The request —
Gather, from the data below, each line in which the word "evolución" occurs.

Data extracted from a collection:
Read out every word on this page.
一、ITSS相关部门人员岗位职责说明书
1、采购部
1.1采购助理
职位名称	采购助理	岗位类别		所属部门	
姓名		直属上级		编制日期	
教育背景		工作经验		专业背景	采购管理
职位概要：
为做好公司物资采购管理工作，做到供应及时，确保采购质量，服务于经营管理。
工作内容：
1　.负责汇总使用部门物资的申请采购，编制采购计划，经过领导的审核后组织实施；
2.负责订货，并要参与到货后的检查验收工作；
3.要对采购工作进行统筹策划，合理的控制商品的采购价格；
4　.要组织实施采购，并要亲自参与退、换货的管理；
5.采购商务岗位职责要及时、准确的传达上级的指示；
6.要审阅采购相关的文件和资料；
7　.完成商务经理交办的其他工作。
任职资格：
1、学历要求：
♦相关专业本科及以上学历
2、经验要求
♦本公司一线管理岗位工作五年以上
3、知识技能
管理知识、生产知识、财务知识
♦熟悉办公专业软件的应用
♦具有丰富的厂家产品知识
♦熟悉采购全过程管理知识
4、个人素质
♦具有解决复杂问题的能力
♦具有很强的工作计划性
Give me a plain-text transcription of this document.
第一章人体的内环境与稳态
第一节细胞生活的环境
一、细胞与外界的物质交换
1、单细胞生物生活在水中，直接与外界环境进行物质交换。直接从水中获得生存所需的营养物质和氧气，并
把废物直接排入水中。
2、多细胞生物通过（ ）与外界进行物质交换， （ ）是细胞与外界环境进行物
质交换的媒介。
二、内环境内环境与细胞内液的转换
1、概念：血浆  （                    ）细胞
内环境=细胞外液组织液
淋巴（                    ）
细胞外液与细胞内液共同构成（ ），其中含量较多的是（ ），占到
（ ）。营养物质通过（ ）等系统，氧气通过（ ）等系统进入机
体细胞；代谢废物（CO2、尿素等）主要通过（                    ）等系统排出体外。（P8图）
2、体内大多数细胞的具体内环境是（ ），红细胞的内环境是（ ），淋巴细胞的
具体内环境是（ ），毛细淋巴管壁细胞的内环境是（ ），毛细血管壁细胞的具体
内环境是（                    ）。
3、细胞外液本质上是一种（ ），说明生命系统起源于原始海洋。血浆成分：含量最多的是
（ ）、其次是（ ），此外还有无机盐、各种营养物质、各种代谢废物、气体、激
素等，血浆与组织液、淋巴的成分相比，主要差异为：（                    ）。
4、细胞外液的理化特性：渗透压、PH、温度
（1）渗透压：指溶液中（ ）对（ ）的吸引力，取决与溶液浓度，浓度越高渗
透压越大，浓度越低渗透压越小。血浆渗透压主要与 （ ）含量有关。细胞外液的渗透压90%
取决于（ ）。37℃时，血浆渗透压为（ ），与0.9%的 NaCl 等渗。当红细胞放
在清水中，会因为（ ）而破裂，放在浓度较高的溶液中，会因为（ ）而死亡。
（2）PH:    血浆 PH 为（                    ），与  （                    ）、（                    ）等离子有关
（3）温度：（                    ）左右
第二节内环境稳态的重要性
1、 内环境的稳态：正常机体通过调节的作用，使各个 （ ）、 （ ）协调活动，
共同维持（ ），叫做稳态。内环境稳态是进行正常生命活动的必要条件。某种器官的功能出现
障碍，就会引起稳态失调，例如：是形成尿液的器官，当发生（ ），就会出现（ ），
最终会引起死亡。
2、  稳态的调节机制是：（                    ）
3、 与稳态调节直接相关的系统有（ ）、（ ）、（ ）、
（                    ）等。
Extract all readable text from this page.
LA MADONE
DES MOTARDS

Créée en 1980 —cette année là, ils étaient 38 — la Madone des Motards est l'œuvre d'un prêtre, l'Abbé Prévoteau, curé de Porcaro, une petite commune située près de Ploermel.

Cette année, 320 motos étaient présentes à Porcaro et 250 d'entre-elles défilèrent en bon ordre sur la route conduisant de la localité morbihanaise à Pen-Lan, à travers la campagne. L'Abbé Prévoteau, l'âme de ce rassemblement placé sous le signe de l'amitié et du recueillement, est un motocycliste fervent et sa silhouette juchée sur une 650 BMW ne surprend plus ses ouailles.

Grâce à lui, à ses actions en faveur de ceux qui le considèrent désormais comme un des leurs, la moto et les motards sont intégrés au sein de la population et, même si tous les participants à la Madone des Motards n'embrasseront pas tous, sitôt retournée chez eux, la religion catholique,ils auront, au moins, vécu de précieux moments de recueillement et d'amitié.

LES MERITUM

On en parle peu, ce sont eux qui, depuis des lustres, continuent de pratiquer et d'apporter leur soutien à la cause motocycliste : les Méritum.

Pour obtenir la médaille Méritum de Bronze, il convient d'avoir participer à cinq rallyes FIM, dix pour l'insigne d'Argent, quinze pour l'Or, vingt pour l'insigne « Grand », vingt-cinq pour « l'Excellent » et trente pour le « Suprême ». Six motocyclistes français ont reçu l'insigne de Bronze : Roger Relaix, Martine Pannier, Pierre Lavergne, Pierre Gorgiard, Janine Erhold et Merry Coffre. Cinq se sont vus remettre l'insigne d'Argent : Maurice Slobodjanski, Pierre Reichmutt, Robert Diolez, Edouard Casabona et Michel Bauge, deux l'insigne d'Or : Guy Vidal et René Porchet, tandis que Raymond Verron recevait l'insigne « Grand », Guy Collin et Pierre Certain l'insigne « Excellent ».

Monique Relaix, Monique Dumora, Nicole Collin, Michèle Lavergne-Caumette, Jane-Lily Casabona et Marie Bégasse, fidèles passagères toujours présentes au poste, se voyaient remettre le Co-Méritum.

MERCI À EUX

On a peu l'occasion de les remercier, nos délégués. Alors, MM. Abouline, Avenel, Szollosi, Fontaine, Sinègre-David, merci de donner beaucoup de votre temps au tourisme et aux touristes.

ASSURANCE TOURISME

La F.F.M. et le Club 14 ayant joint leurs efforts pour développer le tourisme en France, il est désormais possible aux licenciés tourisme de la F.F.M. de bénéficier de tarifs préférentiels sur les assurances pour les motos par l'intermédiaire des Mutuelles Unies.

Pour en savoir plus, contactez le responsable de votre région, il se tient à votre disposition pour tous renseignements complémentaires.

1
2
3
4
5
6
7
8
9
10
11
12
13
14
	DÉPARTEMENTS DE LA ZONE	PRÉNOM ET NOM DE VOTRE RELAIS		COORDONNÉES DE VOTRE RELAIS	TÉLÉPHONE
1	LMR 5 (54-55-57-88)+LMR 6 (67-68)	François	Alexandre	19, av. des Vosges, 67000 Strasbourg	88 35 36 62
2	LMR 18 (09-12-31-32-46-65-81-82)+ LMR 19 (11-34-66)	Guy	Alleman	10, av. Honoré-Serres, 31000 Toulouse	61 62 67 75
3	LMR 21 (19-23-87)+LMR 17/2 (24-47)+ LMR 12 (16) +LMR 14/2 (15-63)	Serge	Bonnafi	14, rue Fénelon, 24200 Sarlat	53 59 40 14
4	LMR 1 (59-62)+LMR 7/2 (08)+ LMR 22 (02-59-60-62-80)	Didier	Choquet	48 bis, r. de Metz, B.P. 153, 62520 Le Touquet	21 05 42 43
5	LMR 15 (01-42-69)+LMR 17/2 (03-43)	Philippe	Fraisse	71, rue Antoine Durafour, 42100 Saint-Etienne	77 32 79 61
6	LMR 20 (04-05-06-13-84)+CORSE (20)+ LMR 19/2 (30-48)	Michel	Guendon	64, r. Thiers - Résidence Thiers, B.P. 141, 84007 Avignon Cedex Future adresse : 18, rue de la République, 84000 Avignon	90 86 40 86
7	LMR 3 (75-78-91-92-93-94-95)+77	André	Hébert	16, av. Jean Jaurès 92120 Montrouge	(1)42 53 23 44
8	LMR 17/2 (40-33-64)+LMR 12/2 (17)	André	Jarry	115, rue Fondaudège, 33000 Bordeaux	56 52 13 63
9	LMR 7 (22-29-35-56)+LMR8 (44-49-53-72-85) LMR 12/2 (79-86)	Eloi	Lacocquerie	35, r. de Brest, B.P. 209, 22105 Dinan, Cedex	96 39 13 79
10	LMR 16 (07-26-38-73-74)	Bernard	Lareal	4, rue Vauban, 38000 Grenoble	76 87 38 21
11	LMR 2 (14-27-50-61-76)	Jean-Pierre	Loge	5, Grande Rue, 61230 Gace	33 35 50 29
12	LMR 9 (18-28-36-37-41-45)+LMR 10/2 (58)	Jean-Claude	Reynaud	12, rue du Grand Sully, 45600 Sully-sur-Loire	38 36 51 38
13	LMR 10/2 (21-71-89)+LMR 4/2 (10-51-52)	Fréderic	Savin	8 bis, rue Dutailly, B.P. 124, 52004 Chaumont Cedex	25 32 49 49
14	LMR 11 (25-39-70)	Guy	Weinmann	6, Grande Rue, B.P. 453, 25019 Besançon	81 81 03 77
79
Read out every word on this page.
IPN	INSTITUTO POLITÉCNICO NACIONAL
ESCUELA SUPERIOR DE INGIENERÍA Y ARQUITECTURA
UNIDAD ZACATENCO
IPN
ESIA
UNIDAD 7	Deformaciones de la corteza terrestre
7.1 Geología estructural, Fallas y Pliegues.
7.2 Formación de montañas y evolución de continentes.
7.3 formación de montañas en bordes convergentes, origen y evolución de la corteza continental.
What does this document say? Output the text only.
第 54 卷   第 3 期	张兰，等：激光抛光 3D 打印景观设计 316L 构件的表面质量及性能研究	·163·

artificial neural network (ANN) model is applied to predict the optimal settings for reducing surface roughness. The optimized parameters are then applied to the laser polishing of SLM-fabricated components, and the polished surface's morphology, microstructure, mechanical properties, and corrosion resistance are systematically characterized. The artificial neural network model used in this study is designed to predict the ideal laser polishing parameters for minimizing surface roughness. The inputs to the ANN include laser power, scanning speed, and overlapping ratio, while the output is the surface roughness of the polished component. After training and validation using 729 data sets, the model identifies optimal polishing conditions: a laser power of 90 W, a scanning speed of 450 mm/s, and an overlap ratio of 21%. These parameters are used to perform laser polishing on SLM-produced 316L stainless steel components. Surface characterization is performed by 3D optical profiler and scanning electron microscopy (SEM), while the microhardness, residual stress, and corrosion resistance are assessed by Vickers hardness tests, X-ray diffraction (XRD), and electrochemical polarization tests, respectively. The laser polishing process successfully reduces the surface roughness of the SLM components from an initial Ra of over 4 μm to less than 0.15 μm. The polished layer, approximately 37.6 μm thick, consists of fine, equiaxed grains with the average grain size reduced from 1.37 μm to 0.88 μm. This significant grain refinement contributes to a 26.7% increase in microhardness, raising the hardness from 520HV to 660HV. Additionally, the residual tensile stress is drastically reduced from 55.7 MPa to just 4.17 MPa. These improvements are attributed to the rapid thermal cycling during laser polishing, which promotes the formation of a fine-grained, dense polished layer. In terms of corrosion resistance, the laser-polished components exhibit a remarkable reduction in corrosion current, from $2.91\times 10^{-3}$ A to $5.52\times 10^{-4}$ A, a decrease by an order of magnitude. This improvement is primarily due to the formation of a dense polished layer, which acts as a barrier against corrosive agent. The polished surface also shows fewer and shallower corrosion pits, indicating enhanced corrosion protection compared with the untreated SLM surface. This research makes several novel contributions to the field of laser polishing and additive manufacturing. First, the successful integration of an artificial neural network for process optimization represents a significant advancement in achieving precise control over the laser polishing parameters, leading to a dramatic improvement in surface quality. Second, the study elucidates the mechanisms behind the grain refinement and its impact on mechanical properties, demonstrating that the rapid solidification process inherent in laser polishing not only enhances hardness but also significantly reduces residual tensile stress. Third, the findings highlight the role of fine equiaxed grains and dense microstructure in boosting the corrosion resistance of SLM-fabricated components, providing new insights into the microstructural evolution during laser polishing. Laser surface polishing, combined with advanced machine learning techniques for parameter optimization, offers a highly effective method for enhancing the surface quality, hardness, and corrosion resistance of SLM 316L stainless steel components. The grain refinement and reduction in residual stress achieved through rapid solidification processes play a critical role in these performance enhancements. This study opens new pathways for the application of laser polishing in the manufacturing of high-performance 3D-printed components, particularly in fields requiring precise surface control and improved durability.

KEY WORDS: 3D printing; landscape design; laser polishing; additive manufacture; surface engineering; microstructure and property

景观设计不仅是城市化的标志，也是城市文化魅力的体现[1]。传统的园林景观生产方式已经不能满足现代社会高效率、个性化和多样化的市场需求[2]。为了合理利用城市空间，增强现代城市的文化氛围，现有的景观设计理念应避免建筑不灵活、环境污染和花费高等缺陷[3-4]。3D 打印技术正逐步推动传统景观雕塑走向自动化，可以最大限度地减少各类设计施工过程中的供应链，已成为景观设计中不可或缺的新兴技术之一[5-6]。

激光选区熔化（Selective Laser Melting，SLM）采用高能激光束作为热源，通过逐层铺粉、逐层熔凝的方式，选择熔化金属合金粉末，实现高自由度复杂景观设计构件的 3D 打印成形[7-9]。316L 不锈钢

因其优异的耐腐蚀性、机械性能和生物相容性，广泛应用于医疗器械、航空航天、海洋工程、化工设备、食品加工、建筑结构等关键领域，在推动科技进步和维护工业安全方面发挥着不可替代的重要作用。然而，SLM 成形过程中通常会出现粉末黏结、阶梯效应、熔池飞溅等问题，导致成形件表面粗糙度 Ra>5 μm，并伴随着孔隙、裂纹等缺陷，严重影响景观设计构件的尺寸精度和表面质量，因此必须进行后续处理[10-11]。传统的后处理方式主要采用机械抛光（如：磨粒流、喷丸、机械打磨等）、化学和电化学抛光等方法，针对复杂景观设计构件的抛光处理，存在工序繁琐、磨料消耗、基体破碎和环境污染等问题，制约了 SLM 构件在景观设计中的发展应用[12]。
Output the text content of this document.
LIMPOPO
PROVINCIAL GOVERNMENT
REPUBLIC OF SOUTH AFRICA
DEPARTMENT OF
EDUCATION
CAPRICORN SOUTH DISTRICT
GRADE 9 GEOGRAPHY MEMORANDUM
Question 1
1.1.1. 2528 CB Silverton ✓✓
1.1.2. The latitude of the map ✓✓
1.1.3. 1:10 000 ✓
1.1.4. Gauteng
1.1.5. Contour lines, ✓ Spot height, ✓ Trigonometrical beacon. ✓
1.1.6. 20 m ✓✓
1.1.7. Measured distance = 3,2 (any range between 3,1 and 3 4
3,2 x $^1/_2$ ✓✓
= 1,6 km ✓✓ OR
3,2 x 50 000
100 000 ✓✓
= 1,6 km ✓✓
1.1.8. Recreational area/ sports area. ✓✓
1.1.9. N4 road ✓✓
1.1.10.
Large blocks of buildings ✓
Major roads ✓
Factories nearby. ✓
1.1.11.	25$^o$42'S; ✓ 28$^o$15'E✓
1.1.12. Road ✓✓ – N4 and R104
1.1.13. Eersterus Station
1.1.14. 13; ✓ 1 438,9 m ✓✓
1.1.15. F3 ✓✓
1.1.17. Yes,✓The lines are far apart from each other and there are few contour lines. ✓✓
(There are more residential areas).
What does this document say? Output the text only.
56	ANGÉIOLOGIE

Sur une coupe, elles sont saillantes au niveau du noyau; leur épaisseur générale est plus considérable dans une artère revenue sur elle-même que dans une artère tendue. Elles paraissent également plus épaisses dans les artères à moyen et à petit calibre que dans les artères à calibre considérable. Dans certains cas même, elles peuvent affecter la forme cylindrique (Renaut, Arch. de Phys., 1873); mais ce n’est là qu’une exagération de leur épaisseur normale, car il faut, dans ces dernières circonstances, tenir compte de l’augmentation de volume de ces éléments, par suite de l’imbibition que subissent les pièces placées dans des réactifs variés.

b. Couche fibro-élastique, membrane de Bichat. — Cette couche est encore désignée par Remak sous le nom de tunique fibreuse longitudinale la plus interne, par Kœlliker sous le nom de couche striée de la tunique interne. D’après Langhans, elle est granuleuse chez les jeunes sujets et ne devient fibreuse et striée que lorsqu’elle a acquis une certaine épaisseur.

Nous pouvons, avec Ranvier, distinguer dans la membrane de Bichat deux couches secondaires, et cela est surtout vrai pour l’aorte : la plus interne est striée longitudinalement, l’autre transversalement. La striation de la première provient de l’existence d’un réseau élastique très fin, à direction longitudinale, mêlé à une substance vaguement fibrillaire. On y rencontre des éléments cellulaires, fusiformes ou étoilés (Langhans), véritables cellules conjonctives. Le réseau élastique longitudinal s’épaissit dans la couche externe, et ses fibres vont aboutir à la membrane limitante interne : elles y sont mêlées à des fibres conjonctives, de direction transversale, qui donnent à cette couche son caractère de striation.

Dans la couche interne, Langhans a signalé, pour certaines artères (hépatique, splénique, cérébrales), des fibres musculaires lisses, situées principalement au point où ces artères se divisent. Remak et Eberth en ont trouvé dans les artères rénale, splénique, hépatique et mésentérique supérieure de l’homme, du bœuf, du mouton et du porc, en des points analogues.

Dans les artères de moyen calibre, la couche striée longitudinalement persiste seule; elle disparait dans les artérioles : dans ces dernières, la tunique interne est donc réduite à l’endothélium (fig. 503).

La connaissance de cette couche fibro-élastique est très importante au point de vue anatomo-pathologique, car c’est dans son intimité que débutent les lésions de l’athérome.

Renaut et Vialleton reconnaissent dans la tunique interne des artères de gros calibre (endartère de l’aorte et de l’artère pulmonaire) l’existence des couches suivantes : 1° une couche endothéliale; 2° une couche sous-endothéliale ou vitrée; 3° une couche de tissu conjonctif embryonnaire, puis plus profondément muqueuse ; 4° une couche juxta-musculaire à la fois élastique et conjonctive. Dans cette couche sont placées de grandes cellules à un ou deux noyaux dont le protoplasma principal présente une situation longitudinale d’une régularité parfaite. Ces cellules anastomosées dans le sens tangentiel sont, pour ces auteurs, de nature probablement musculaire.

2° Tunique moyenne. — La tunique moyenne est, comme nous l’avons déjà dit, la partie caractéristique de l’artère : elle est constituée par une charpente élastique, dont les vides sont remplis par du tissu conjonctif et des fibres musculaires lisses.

Exercise answer —
7.2 Formación de montañas y evolución de continentes.
7.3 formación de montañas en bordes convergentes, origen y evolución de la corteza continental.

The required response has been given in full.